[Goal of the exercise]
The records that follow must be reproduced in full, exactly as written.

[Data supplied]
-*-
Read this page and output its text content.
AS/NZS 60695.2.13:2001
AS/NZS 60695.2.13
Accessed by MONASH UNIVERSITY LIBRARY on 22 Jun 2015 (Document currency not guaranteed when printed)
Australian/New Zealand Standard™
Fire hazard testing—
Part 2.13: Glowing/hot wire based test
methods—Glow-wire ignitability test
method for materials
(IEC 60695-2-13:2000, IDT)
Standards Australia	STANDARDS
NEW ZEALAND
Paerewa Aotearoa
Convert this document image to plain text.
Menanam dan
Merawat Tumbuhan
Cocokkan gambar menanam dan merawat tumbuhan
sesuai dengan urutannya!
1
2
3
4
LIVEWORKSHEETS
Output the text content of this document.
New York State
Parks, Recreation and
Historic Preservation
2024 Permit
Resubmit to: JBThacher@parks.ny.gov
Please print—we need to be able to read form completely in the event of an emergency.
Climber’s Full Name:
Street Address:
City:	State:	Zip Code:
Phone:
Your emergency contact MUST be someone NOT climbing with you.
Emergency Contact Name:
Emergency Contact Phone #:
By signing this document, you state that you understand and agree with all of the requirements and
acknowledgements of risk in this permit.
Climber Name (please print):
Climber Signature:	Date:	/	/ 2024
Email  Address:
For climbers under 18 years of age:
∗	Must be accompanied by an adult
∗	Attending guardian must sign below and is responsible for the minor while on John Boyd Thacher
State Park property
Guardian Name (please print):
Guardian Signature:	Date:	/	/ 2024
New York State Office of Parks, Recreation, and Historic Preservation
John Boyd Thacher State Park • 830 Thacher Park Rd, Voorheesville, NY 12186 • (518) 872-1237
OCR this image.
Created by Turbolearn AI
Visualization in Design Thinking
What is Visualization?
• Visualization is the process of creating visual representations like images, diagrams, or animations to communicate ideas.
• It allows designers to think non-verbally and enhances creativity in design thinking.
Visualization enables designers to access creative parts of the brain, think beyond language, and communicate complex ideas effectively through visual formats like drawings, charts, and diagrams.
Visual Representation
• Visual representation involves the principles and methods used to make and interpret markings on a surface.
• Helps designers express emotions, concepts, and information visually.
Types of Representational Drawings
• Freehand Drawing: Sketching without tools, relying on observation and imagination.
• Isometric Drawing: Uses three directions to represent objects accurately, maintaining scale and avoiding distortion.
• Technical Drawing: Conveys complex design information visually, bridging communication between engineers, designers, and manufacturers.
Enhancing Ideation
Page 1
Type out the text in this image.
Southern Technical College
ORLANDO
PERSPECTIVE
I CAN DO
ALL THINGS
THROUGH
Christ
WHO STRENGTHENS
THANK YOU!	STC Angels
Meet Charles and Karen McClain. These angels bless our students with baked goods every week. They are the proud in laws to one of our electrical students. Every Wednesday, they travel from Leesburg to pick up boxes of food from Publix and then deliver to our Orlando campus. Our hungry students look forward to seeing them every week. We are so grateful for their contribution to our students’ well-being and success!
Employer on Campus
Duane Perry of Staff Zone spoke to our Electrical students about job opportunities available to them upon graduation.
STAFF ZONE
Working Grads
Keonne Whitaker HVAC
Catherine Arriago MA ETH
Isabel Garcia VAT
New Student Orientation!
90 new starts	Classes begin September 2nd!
-*-
[Exercise result]
Read this page and output its text content.
AS/NZS 60695.2.13:2001
AS/NZS 60695.2.13
Accessed by MONASH UNIVERSITY LIBRARY on 22 Jun 2015 (Document currency not guaranteed when printed)
Australian/New Zealand Standard™
Fire hazard testing—
Part 2.13: Glowing/hot wire based test
methods—Glow-wire ignitability test
method for materials
(IEC 60695-2-13:2000, IDT)
Standards Australia	STANDARDS
NEW ZEALAND
Paerewa Aotearoa
Convert this document image to plain text.
Menanam dan
Merawat Tumbuhan
Cocokkan gambar menanam dan merawat tumbuhan
sesuai dengan urutannya!
1
2
3
4
LIVEWORKSHEETS
Output the text content of this document.
New York State
Parks, Recreation and
Historic Preservation
2024 Permit
Resubmit to: JBThacher@parks.ny.gov
Please print—we need to be able to read form completely in the event of an emergency.
Climber’s Full Name:
Street Address:
City:	State:	Zip Code:
Phone:
Your emergency contact MUST be someone NOT climbing with you.
Emergency Contact Name:
Emergency Contact Phone #:
By signing this document, you state that you understand and agree with all of the requirements and
acknowledgements of risk in this permit.
Climber Name (please print):
Climber Signature:	Date:	/	/ 2024
Email  Address:
For climbers under 18 years of age:
∗	Must be accompanied by an adult
∗	Attending guardian must sign below and is responsible for the minor while on John Boyd Thacher
State Park property
Guardian Name (please print):
Guardian Signature:	Date:	/	/ 2024
New York State Office of Parks, Recreation, and Historic Preservation
John Boyd Thacher State Park • 830 Thacher Park Rd, Voorheesville, NY 12186 • (518) 872-1237
OCR this image.
Created by Turbolearn AI
Visualization in Design Thinking
What is Visualization?
• Visualization is the process of creating visual representations like images, diagrams, or animations to communicate ideas.
• It allows designers to think non-verbally and enhances creativity in design thinking.
Visualization enables designers to access creative parts of the brain, think beyond language, and communicate complex ideas effectively through visual formats like drawings, charts, and diagrams.
Visual Representation
• Visual representation involves the principles and methods used to make and interpret markings on a surface.
• Helps designers express emotions, concepts, and information visually.
Types of Representational Drawings
• Freehand Drawing: Sketching without tools, relying on observation and imagination.
• Isometric Drawing: Uses three directions to represent objects accurately, maintaining scale and avoiding distortion.
• Technical Drawing: Conveys complex design information visually, bridging communication between engineers, designers, and manufacturers.
Enhancing Ideation
Page 1
Type out the text in this image.
Southern Technical College
ORLANDO
PERSPECTIVE
I CAN DO
ALL THINGS
THROUGH
Christ
WHO STRENGTHENS
THANK YOU!	STC Angels
Meet Charles and Karen McClain. These angels bless our students with baked goods every week. They are the proud in laws to one of our electrical students. Every Wednesday, they travel from Leesburg to pick up boxes of food from Publix and then deliver to our Orlando campus. Our hungry students look forward to seeing them every week. We are so grateful for their contribution to our students’ well-being and success!
Employer on Campus
Duane Perry of Staff Zone spoke to our Electrical students about job opportunities available to them upon graduation.
STAFF ZONE
Working Grads
Keonne Whitaker HVAC
Catherine Arriago MA ETH
Isabel Garcia VAT
New Student Orientation!
90 new starts	Classes begin September 2nd!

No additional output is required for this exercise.